Copy every line of the entries that includes the word "在这方面".

— BEGIN Input rows —

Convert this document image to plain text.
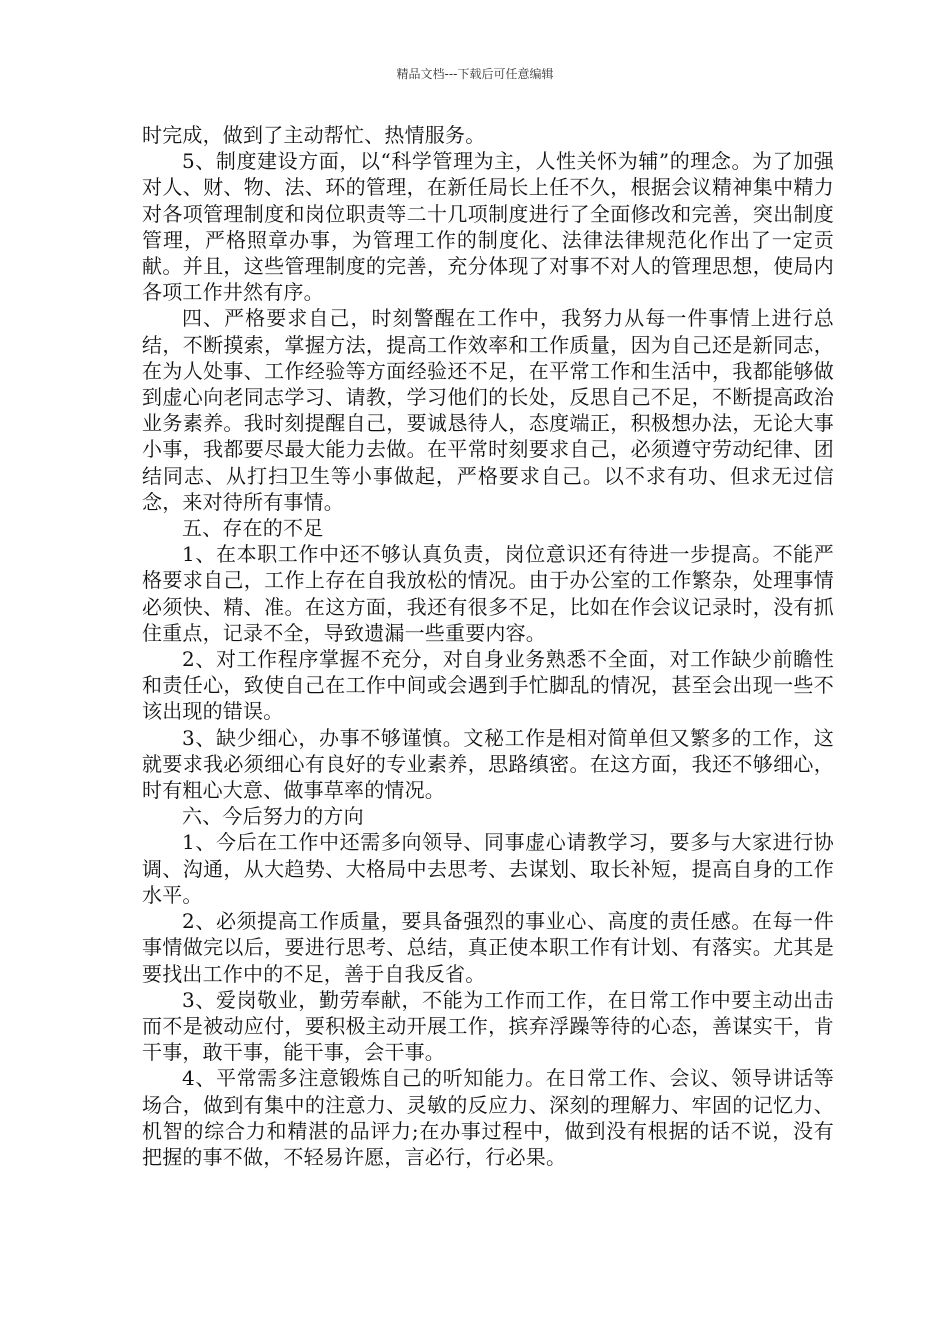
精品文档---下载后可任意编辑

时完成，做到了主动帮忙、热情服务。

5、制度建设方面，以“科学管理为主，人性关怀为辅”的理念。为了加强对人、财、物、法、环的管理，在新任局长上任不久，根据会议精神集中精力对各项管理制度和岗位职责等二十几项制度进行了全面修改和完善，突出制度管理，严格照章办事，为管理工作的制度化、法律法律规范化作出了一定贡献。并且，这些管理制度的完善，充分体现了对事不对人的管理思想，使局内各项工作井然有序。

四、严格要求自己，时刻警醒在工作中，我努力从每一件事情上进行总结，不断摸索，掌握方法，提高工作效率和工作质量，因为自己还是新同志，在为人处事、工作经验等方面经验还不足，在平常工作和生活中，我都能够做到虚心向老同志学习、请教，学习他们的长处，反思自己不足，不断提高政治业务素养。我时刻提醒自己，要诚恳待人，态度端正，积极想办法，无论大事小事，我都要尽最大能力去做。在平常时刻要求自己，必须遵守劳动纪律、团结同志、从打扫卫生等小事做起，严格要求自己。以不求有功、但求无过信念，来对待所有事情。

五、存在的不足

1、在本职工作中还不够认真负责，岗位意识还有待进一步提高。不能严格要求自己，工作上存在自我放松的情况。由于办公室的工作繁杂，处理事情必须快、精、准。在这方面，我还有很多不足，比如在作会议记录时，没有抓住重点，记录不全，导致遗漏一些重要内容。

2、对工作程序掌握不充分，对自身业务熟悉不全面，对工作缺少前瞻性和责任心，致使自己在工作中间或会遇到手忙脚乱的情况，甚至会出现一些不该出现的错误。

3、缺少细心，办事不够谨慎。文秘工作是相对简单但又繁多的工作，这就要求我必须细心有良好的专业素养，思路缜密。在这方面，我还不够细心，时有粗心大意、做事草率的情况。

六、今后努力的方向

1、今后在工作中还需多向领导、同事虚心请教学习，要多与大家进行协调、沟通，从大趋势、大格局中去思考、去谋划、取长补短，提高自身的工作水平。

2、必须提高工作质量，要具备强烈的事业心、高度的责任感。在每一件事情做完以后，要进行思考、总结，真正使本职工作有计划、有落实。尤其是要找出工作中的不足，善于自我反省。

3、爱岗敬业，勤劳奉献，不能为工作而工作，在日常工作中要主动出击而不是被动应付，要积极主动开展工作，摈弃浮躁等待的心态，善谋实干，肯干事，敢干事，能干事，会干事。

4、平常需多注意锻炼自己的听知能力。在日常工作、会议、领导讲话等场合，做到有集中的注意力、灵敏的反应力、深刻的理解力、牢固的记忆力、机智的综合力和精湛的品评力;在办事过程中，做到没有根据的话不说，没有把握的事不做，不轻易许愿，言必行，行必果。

— END Input rows —
— BEGIN Input rows —

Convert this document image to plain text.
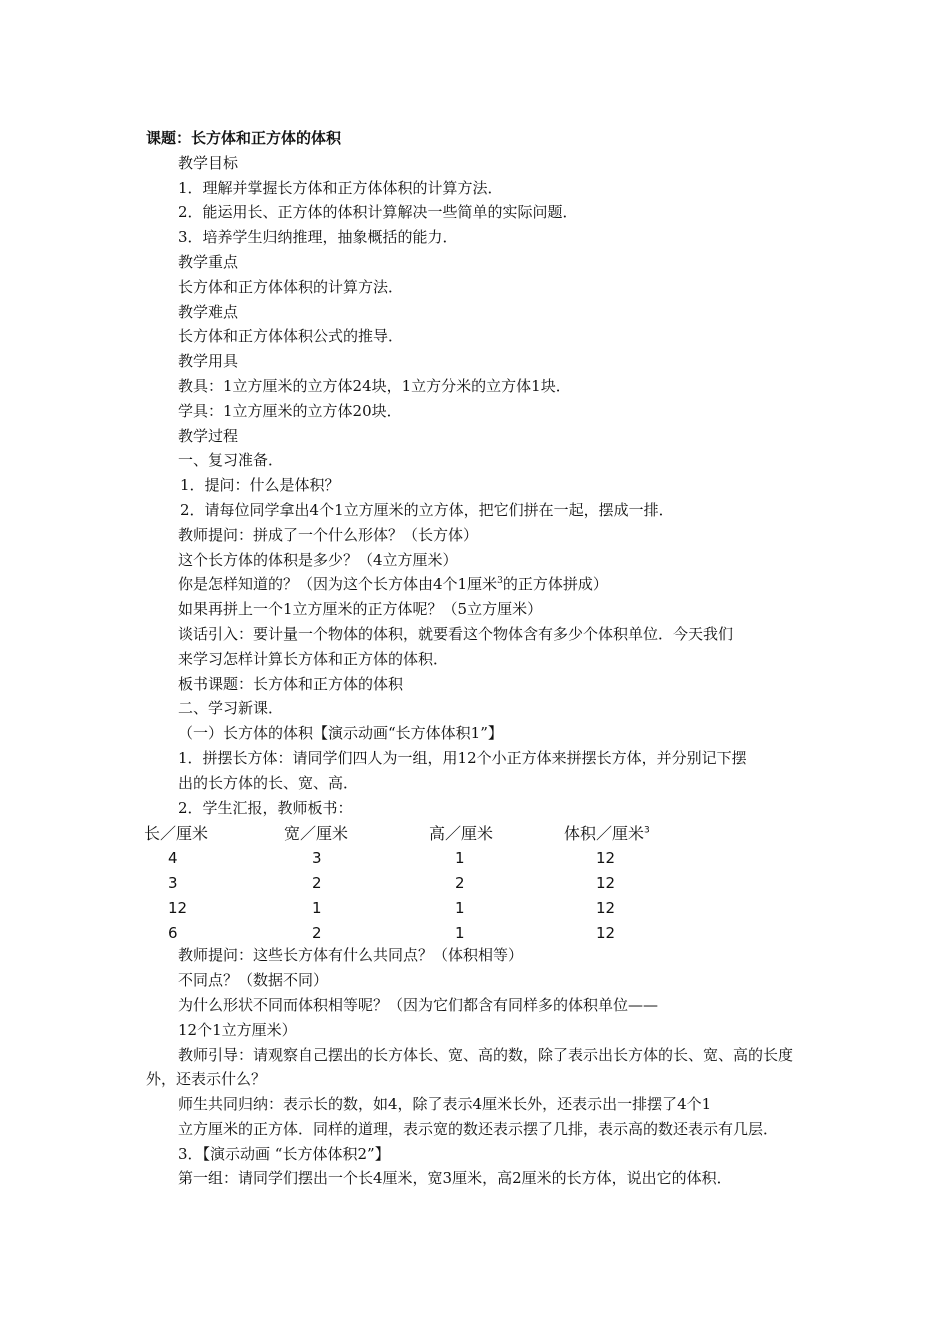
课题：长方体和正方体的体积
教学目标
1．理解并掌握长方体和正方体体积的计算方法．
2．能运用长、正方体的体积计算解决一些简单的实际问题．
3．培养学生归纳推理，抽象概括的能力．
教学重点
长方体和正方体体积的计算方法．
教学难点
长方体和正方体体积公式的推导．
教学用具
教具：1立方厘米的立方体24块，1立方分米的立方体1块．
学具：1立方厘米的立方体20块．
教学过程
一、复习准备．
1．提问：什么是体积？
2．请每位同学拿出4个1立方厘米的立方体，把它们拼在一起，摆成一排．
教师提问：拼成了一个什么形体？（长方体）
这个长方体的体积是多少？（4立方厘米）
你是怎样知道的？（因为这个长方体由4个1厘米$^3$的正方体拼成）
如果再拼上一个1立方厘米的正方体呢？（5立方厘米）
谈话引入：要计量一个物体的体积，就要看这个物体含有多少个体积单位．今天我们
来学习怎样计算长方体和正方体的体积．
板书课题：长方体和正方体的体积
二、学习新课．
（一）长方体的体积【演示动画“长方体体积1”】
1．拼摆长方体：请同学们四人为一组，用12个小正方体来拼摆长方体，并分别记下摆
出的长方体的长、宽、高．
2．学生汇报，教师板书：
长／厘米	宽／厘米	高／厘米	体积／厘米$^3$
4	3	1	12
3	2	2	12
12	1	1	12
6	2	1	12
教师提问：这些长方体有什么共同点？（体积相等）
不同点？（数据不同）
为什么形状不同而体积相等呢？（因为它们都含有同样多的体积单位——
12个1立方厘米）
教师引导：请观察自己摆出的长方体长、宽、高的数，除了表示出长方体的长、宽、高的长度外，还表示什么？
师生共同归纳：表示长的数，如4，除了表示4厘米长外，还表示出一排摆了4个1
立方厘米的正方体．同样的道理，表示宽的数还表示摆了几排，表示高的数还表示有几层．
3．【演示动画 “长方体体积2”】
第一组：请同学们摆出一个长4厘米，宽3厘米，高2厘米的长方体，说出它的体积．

— END Input rows —

=== The result ===
1、在本职工作中还不够认真负责，岗位意识还有待进一步提高。不能严格要求自己，工作上存在自我放松的情况。由于办公室的工作繁杂，处理事情必须快、精、准。在这方面，我还有很多不足，比如在作会议记录时，没有抓住重点，记录不全，导致遗漏一些重要内容。
3、缺少细心，办事不够谨慎。文秘工作是相对简单但又繁多的工作，这就要求我必须细心有良好的专业素养，思路缜密。在这方面，我还不够细心，时有粗心大意、做事草率的情况。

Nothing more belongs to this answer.